**PROBLEM**
Gather every line below where "baseball" appears.

**THE RECORDS**
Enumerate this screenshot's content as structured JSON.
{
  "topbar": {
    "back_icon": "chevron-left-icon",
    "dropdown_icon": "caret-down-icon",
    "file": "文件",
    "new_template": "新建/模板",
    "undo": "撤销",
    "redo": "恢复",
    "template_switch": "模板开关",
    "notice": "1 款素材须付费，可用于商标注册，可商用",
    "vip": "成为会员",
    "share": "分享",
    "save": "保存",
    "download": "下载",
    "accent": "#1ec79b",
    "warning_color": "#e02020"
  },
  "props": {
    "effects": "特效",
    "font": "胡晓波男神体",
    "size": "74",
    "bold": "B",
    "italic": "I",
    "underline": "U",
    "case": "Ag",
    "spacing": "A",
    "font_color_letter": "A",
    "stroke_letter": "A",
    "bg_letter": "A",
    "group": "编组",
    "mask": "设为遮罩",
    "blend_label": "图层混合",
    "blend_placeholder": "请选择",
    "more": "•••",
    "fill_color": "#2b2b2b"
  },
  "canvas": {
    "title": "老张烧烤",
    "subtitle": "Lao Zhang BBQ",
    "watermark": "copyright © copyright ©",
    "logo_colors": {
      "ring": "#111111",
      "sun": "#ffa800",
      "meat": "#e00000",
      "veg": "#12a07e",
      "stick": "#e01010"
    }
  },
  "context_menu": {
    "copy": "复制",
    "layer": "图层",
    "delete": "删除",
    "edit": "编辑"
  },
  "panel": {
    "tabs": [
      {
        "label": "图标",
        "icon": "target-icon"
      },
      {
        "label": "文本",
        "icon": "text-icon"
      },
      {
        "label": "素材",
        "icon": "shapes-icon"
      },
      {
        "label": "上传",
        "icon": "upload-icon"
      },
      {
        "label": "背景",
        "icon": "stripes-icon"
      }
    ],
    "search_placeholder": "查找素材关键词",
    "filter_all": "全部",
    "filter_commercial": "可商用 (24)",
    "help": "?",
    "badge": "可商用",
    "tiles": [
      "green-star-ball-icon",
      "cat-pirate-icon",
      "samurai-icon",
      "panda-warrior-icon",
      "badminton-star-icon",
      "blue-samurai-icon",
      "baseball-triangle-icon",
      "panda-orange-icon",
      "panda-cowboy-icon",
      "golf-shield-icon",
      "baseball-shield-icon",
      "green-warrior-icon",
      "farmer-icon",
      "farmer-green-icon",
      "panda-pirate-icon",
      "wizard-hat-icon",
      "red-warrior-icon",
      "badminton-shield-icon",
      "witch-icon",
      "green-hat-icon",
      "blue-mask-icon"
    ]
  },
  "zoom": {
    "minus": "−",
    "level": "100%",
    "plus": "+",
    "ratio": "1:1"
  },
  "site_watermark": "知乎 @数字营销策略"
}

**COMPLETED TASK**
      "baseball-triangle-icon",
      "baseball-shield-icon",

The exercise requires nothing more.